* GOAL
Select all lines in the records that include "capita".
══ DATA FOR PROCESSING ══
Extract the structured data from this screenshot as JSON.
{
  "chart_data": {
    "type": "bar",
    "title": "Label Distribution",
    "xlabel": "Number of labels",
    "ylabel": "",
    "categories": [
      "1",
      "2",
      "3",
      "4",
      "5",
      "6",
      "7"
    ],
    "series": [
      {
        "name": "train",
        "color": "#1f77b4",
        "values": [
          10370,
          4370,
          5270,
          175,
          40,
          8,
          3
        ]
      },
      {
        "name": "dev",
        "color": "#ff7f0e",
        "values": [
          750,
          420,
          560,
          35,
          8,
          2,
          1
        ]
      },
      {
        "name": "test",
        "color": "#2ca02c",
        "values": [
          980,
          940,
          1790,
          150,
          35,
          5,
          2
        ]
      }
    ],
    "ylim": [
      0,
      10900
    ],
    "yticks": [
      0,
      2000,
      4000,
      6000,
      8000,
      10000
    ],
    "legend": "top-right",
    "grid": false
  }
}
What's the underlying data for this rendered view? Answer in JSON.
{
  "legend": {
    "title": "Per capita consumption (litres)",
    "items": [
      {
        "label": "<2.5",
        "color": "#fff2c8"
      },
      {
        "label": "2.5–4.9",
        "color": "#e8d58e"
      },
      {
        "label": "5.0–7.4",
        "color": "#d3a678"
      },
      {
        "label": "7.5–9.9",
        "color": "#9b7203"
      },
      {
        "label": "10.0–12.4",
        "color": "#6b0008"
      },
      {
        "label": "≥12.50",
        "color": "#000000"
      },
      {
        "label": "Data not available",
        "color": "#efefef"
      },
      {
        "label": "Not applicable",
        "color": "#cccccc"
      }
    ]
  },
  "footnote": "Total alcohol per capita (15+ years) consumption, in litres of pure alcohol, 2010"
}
═══
* ANSWER IN FULL
    "title": "Per capita consumption (litres)",
  "footnote": "Total alcohol per capita (15+ years) consumption, in litres of pure alcohol, 2010"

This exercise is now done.